(Saved entries)

[Start]

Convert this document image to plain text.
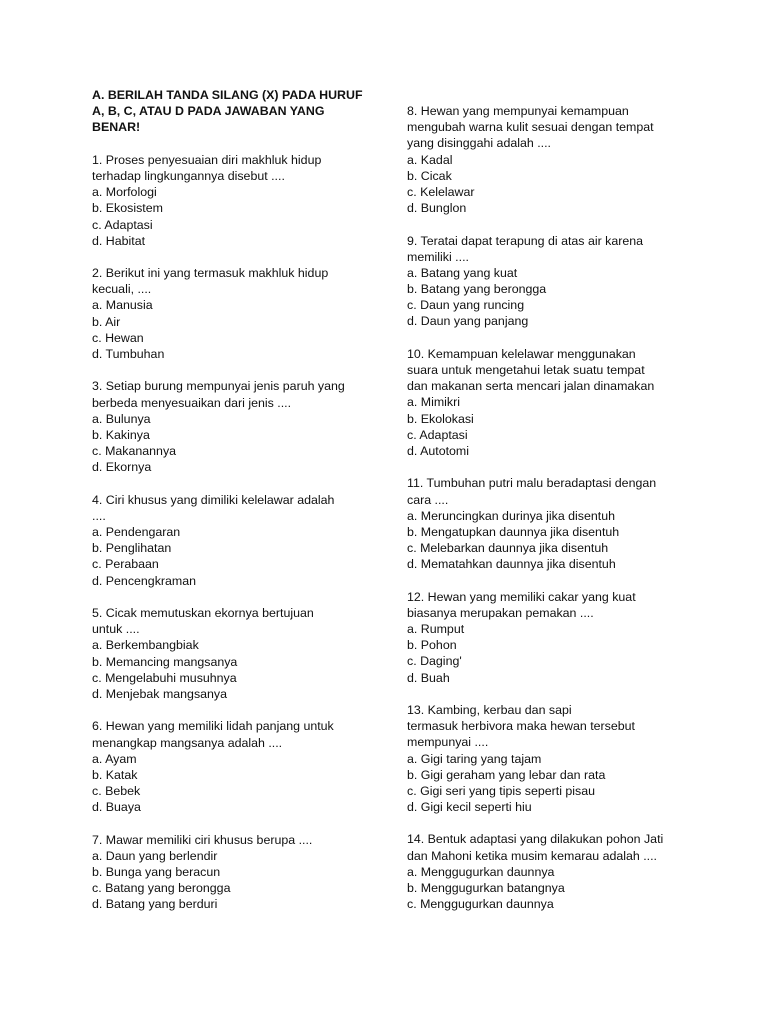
A. BERILAH TANDA SILANG (X) PADA HURUF
A, B, C, ATAU D PADA JAWABAN YANG
BENAR!
1. Proses penyesuaian diri makhluk hidup
terhadap lingkungannya disebut ....
a. Morfologi
b. Ekosistem
c. Adaptasi
d. Habitat
2. Berikut ini yang termasuk makhluk hidup
kecuali, ....
a. Manusia
b. Air
c. Hewan
d. Tumbuhan
3. Setiap burung mempunyai jenis paruh yang
berbeda menyesuaikan dari jenis ....
a. Bulunya
b. Kakinya
c. Makanannya
d. Ekornya
4. Ciri khusus yang dimiliki kelelawar adalah
....
a. Pendengaran
b. Penglihatan
c. Perabaan
d. Pencengkraman
5. Cicak memutuskan ekornya bertujuan
untuk ....
a. Berkembangbiak
b. Memancing mangsanya
c. Mengelabuhi musuhnya
d. Menjebak mangsanya
6. Hewan yang memiliki lidah panjang untuk
menangkap mangsanya adalah ....
a. Ayam
b. Katak
c. Bebek
d. Buaya
7. Mawar memiliki ciri khusus berupa ....
a. Daun yang berlendir
b. Bunga yang beracun
c. Batang yang berongga
d. Batang yang berduri
8. Hewan yang mempunyai kemampuan
mengubah warna kulit sesuai dengan tempat
yang disinggahi adalah ....
a. Kadal
b. Cicak
c. Kelelawar
d. Bunglon
9. Teratai dapat terapung di atas air karena
memiliki ....
a. Batang yang kuat
b. Batang yang berongga
c. Daun yang runcing
d. Daun yang panjang
10. Kemampuan kelelawar menggunakan
suara untuk mengetahui letak suatu tempat
dan makanan serta mencari jalan dinamakan
a. Mimikri
b. Ekolokasi
c. Adaptasi
d. Autotomi
11. Tumbuhan putri malu beradaptasi dengan
cara ....
a. Meruncingkan durinya jika disentuh
b. Mengatupkan daunnya jika disentuh
c. Melebarkan daunnya jika disentuh
d. Mematahkan daunnya jika disentuh
12. Hewan yang memiliki cakar yang kuat
biasanya merupakan pemakan ....
a. Rumput
b. Pohon
c. Daging'
d. Buah
13. Kambing, kerbau dan sapi
termasuk herbivora maka hewan tersebut
mempunyai ....
a. Gigi taring yang tajam
b. Gigi geraham yang lebar dan rata
c. Gigi seri yang tipis seperti pisau
d. Gigi kecil seperti hiu
14. Bentuk adaptasi yang dilakukan pohon Jati
dan Mahoni ketika musim kemarau adalah ....
a. Menggugurkan daunnya
b. Menggugurkan batangnya
c. Menggugurkan daunnya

[End]

**Problem details**. Without the pictures, repeat the listing above exactly.

**Task result**.
Convert this document image to plain text.
A. BERILAH TANDA SILANG (X) PADA HURUF
A, B, C, ATAU D PADA JAWABAN YANG
BENAR!
1. Proses penyesuaian diri makhluk hidup
terhadap lingkungannya disebut ....
a. Morfologi
b. Ekosistem
c. Adaptasi
d. Habitat
2. Berikut ini yang termasuk makhluk hidup
kecuali, ....
a. Manusia
b. Air
c. Hewan
d. Tumbuhan
3. Setiap burung mempunyai jenis paruh yang
berbeda menyesuaikan dari jenis ....
a. Bulunya
b. Kakinya
c. Makanannya
d. Ekornya
4. Ciri khusus yang dimiliki kelelawar adalah
....
a. Pendengaran
b. Penglihatan
c. Perabaan
d. Pencengkraman
5. Cicak memutuskan ekornya bertujuan
untuk ....
a. Berkembangbiak
b. Memancing mangsanya
c. Mengelabuhi musuhnya
d. Menjebak mangsanya
6. Hewan yang memiliki lidah panjang untuk
menangkap mangsanya adalah ....
a. Ayam
b. Katak
c. Bebek
d. Buaya
7. Mawar memiliki ciri khusus berupa ....
a. Daun yang berlendir
b. Bunga yang beracun
c. Batang yang berongga
d. Batang yang berduri
8. Hewan yang mempunyai kemampuan
mengubah warna kulit sesuai dengan tempat
yang disinggahi adalah ....
a. Kadal
b. Cicak
c. Kelelawar
d. Bunglon
9. Teratai dapat terapung di atas air karena
memiliki ....
a. Batang yang kuat
b. Batang yang berongga
c. Daun yang runcing
d. Daun yang panjang
10. Kemampuan kelelawar menggunakan
suara untuk mengetahui letak suatu tempat
dan makanan serta mencari jalan dinamakan
a. Mimikri
b. Ekolokasi
c. Adaptasi
d. Autotomi
11. Tumbuhan putri malu beradaptasi dengan
cara ....
a. Meruncingkan durinya jika disentuh
b. Mengatupkan daunnya jika disentuh
c. Melebarkan daunnya jika disentuh
d. Mematahkan daunnya jika disentuh
12. Hewan yang memiliki cakar yang kuat
biasanya merupakan pemakan ....
a. Rumput
b. Pohon
c. Daging'
d. Buah
13. Kambing, kerbau dan sapi
termasuk herbivora maka hewan tersebut
mempunyai ....
a. Gigi taring yang tajam
b. Gigi geraham yang lebar dan rata
c. Gigi seri yang tipis seperti pisau
d. Gigi kecil seperti hiu
14. Bentuk adaptasi yang dilakukan pohon Jati
dan Mahoni ketika musim kemarau adalah ....
a. Menggugurkan daunnya
b. Menggugurkan batangnya
c. Menggugurkan daunnya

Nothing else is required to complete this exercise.